*EXERCISE DESCRIPTION:*
Quote every line of the material beneath this one.

## Begin

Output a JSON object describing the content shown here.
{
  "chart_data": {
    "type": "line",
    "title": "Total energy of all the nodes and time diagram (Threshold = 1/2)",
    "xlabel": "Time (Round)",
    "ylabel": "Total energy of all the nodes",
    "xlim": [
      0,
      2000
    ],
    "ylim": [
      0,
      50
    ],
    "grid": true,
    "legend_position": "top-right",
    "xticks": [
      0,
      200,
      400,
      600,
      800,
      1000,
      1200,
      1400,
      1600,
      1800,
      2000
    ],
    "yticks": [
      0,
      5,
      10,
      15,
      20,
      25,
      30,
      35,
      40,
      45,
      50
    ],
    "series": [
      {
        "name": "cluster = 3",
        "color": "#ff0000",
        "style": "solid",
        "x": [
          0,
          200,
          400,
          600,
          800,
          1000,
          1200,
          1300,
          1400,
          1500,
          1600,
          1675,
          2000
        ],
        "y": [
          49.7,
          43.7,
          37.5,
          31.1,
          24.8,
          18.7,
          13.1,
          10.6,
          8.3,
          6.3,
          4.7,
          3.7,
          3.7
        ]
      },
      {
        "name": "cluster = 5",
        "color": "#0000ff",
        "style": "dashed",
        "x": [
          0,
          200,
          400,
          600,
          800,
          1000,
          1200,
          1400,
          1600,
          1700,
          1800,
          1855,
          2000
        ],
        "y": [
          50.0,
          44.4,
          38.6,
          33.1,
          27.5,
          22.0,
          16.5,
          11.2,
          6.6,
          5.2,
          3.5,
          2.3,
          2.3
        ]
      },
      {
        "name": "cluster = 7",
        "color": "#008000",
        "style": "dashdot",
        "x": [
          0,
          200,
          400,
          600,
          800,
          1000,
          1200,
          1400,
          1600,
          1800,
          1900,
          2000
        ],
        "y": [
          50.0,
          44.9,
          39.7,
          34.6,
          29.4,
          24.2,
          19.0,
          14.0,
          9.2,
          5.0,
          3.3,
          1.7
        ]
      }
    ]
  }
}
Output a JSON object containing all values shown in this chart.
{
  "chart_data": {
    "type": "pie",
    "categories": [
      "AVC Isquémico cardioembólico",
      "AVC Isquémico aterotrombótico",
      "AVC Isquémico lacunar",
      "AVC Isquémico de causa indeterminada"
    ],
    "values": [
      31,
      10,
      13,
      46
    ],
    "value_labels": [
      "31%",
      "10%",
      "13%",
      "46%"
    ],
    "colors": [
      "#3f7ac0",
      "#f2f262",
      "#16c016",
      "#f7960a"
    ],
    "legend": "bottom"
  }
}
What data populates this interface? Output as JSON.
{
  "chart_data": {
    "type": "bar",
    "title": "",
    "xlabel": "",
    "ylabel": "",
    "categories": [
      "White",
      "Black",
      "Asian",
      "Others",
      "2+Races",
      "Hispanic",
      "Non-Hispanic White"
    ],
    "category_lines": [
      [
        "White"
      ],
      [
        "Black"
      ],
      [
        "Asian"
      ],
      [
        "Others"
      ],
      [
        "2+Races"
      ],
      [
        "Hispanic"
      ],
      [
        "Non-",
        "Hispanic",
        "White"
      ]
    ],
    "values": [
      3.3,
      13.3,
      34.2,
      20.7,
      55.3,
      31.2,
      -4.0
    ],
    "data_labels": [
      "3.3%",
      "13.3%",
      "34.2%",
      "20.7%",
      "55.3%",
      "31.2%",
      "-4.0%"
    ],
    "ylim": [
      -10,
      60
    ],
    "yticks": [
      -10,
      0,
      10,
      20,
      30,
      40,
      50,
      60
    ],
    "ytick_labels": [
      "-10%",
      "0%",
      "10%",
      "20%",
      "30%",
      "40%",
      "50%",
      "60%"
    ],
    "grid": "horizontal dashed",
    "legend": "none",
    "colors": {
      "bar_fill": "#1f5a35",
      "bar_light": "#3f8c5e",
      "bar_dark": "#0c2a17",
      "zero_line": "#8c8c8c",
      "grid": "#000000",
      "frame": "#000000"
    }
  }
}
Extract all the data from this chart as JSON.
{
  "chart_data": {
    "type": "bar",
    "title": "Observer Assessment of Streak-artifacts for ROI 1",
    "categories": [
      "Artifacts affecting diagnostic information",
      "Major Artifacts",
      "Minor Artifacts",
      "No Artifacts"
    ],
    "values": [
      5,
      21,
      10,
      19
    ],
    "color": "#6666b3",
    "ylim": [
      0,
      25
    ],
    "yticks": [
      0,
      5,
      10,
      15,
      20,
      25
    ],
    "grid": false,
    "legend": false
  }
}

## End

*WRITTEN ANSWER:*
Output a JSON object describing the content shown here.
{
  "chart_data": {
    "type": "line",
    "title": "Total energy of all the nodes and time diagram (Threshold = 1/2)",
    "xlabel": "Time (Round)",
    "ylabel": "Total energy of all the nodes",
    "xlim": [
      0,
      2000
    ],
    "ylim": [
      0,
      50
    ],
    "grid": true,
    "legend_position": "top-right",
    "xticks": [
      0,
      200,
      400,
      600,
      800,
      1000,
      1200,
      1400,
      1600,
      1800,
      2000
    ],
    "yticks": [
      0,
      5,
      10,
      15,
      20,
      25,
      30,
      35,
      40,
      45,
      50
    ],
    "series": [
      {
        "name": "cluster = 3",
        "color": "#ff0000",
        "style": "solid",
        "x": [
          0,
          200,
          400,
          600,
          800,
          1000,
          1200,
          1300,
          1400,
          1500,
          1600,
          1675,
          2000
        ],
        "y": [
          49.7,
          43.7,
          37.5,
          31.1,
          24.8,
          18.7,
          13.1,
          10.6,
          8.3,
          6.3,
          4.7,
          3.7,
          3.7
        ]
      },
      {
        "name": "cluster = 5",
        "color": "#0000ff",
        "style": "dashed",
        "x": [
          0,
          200,
          400,
          600,
          800,
          1000,
          1200,
          1400,
          1600,
          1700,
          1800,
          1855,
          2000
        ],
        "y": [
          50.0,
          44.4,
          38.6,
          33.1,
          27.5,
          22.0,
          16.5,
          11.2,
          6.6,
          5.2,
          3.5,
          2.3,
          2.3
        ]
      },
      {
        "name": "cluster = 7",
        "color": "#008000",
        "style": "dashdot",
        "x": [
          0,
          200,
          400,
          600,
          800,
          1000,
          1200,
          1400,
          1600,
          1800,
          1900,
          2000
        ],
        "y": [
          50.0,
          44.9,
          39.7,
          34.6,
          29.4,
          24.2,
          19.0,
          14.0,
          9.2,
          5.0,
          3.3,
          1.7
        ]
      }
    ]
  }
}
Output a JSON object containing all values shown in this chart.
{
  "chart_data": {
    "type": "pie",
    "categories": [
      "AVC Isquémico cardioembólico",
      "AVC Isquémico aterotrombótico",
      "AVC Isquémico lacunar",
      "AVC Isquémico de causa indeterminada"
    ],
    "values": [
      31,
      10,
      13,
      46
    ],
    "value_labels": [
      "31%",
      "10%",
      "13%",
      "46%"
    ],
    "colors": [
      "#3f7ac0",
      "#f2f262",
      "#16c016",
      "#f7960a"
    ],
    "legend": "bottom"
  }
}
What data populates this interface? Output as JSON.
{
  "chart_data": {
    "type": "bar",
    "title": "",
    "xlabel": "",
    "ylabel": "",
    "categories": [
      "White",
      "Black",
      "Asian",
      "Others",
      "2+Races",
      "Hispanic",
      "Non-Hispanic White"
    ],
    "category_lines": [
      [
        "White"
      ],
      [
        "Black"
      ],
      [
        "Asian"
      ],
      [
        "Others"
      ],
      [
        "2+Races"
      ],
      [
        "Hispanic"
      ],
      [
        "Non-",
        "Hispanic",
        "White"
      ]
    ],
    "values": [
      3.3,
      13.3,
      34.2,
      20.7,
      55.3,
      31.2,
      -4.0
    ],
    "data_labels": [
      "3.3%",
      "13.3%",
      "34.2%",
      "20.7%",
      "55.3%",
      "31.2%",
      "-4.0%"
    ],
    "ylim": [
      -10,
      60
    ],
    "yticks": [
      -10,
      0,
      10,
      20,
      30,
      40,
      50,
      60
    ],
    "ytick_labels": [
      "-10%",
      "0%",
      "10%",
      "20%",
      "30%",
      "40%",
      "50%",
      "60%"
    ],
    "grid": "horizontal dashed",
    "legend": "none",
    "colors": {
      "bar_fill": "#1f5a35",
      "bar_light": "#3f8c5e",
      "bar_dark": "#0c2a17",
      "zero_line": "#8c8c8c",
      "grid": "#000000",
      "frame": "#000000"
    }
  }
}
Extract all the data from this chart as JSON.
{
  "chart_data": {
    "type": "bar",
    "title": "Observer Assessment of Streak-artifacts for ROI 1",
    "categories": [
      "Artifacts affecting diagnostic information",
      "Major Artifacts",
      "Minor Artifacts",
      "No Artifacts"
    ],
    "values": [
      5,
      21,
      10,
      19
    ],
    "color": "#6666b3",
    "ylim": [
      0,
      25
    ],
    "yticks": [
      0,
      5,
      10,
      15,
      20,
      25
    ],
    "grid": false,
    "legend": false
  }
}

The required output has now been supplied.